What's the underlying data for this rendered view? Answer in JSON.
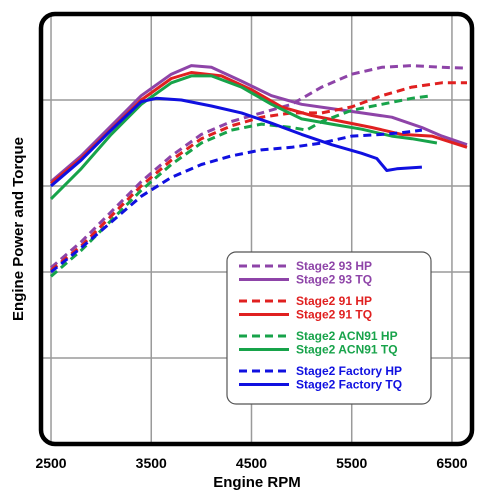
{
  "chart_data": {
    "type": "line",
    "title": "",
    "xlabel": "Engine RPM",
    "ylabel": "Engine Power and Torque",
    "xlim": [
      2400,
      6700
    ],
    "xticks": [
      2500,
      3500,
      4500,
      5500,
      6500
    ],
    "xtick_labels": [
      "2500",
      "3500",
      "4500",
      "5500",
      "6500"
    ],
    "y_tick_labels_shown": false,
    "ylim": [
      0,
      5
    ],
    "grid": true,
    "legend_position": "bottom-right",
    "series": [
      {
        "name": "Stage2 93 HP",
        "color": "#8e44a8",
        "dash": true,
        "points": [
          [
            2500,
            2.05
          ],
          [
            2800,
            2.35
          ],
          [
            3100,
            2.7
          ],
          [
            3400,
            3.05
          ],
          [
            3700,
            3.35
          ],
          [
            4000,
            3.6
          ],
          [
            4300,
            3.75
          ],
          [
            4600,
            3.85
          ],
          [
            4900,
            3.95
          ],
          [
            5200,
            4.15
          ],
          [
            5500,
            4.3
          ],
          [
            5800,
            4.38
          ],
          [
            6100,
            4.4
          ],
          [
            6400,
            4.38
          ],
          [
            6650,
            4.37
          ]
        ]
      },
      {
        "name": "Stage2 93 TQ",
        "color": "#8e44a8",
        "dash": false,
        "points": [
          [
            2500,
            3.05
          ],
          [
            2800,
            3.35
          ],
          [
            3100,
            3.7
          ],
          [
            3400,
            4.05
          ],
          [
            3700,
            4.3
          ],
          [
            3900,
            4.4
          ],
          [
            4100,
            4.38
          ],
          [
            4400,
            4.22
          ],
          [
            4700,
            4.05
          ],
          [
            5000,
            3.95
          ],
          [
            5300,
            3.9
          ],
          [
            5600,
            3.85
          ],
          [
            5900,
            3.8
          ],
          [
            6200,
            3.68
          ],
          [
            6400,
            3.58
          ],
          [
            6650,
            3.48
          ]
        ]
      },
      {
        "name": "Stage2 91 HP",
        "color": "#e02020",
        "dash": true,
        "points": [
          [
            2500,
            2.02
          ],
          [
            2800,
            2.3
          ],
          [
            3100,
            2.65
          ],
          [
            3400,
            3.0
          ],
          [
            3700,
            3.3
          ],
          [
            4000,
            3.55
          ],
          [
            4300,
            3.7
          ],
          [
            4600,
            3.8
          ],
          [
            4900,
            3.85
          ],
          [
            5200,
            3.85
          ],
          [
            5500,
            3.92
          ],
          [
            5800,
            4.05
          ],
          [
            6100,
            4.15
          ],
          [
            6400,
            4.2
          ],
          [
            6650,
            4.2
          ]
        ]
      },
      {
        "name": "Stage2 91 TQ",
        "color": "#e02020",
        "dash": false,
        "points": [
          [
            2500,
            3.03
          ],
          [
            2800,
            3.32
          ],
          [
            3100,
            3.66
          ],
          [
            3400,
            4.0
          ],
          [
            3700,
            4.25
          ],
          [
            3900,
            4.32
          ],
          [
            4200,
            4.28
          ],
          [
            4500,
            4.12
          ],
          [
            4800,
            3.92
          ],
          [
            5100,
            3.82
          ],
          [
            5400,
            3.75
          ],
          [
            5700,
            3.68
          ],
          [
            6000,
            3.6
          ],
          [
            6300,
            3.58
          ],
          [
            6650,
            3.45
          ]
        ]
      },
      {
        "name": "Stage2 ACN91 HP",
        "color": "#17a34a",
        "dash": true,
        "points": [
          [
            2500,
            1.95
          ],
          [
            2800,
            2.25
          ],
          [
            3100,
            2.6
          ],
          [
            3400,
            2.95
          ],
          [
            3700,
            3.25
          ],
          [
            4000,
            3.5
          ],
          [
            4300,
            3.65
          ],
          [
            4600,
            3.72
          ],
          [
            4900,
            3.68
          ],
          [
            5050,
            3.65
          ],
          [
            5200,
            3.75
          ],
          [
            5500,
            3.88
          ],
          [
            5800,
            3.95
          ],
          [
            6100,
            4.02
          ],
          [
            6300,
            4.05
          ]
        ]
      },
      {
        "name": "Stage2 ACN91 TQ",
        "color": "#17a34a",
        "dash": false,
        "points": [
          [
            2500,
            2.85
          ],
          [
            2800,
            3.2
          ],
          [
            3100,
            3.6
          ],
          [
            3400,
            3.95
          ],
          [
            3700,
            4.2
          ],
          [
            3900,
            4.28
          ],
          [
            4100,
            4.28
          ],
          [
            4400,
            4.15
          ],
          [
            4700,
            3.95
          ],
          [
            5000,
            3.78
          ],
          [
            5300,
            3.72
          ],
          [
            5600,
            3.66
          ],
          [
            5900,
            3.58
          ],
          [
            6100,
            3.55
          ],
          [
            6350,
            3.5
          ]
        ]
      },
      {
        "name": "Stage2 Factory HP",
        "color": "#1010e0",
        "dash": true,
        "points": [
          [
            2500,
            2.0
          ],
          [
            2800,
            2.28
          ],
          [
            3100,
            2.58
          ],
          [
            3400,
            2.88
          ],
          [
            3700,
            3.1
          ],
          [
            4000,
            3.25
          ],
          [
            4300,
            3.35
          ],
          [
            4600,
            3.42
          ],
          [
            4900,
            3.45
          ],
          [
            5200,
            3.5
          ],
          [
            5500,
            3.58
          ],
          [
            5800,
            3.6
          ],
          [
            6000,
            3.62
          ],
          [
            6200,
            3.65
          ]
        ]
      },
      {
        "name": "Stage2 Factory TQ",
        "color": "#1010e0",
        "dash": false,
        "points": [
          [
            2500,
            3.0
          ],
          [
            2800,
            3.3
          ],
          [
            3100,
            3.65
          ],
          [
            3400,
            3.98
          ],
          [
            3550,
            4.02
          ],
          [
            3800,
            4.0
          ],
          [
            4100,
            3.93
          ],
          [
            4400,
            3.85
          ],
          [
            4700,
            3.73
          ],
          [
            5000,
            3.6
          ],
          [
            5300,
            3.48
          ],
          [
            5600,
            3.38
          ],
          [
            5750,
            3.32
          ],
          [
            5850,
            3.18
          ],
          [
            5950,
            3.2
          ],
          [
            6200,
            3.22
          ]
        ]
      }
    ]
  }
}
____
**Exercise**
What is the number of lines in the data above that include the word "Engine"? Answer with that number only.

**Task output**
2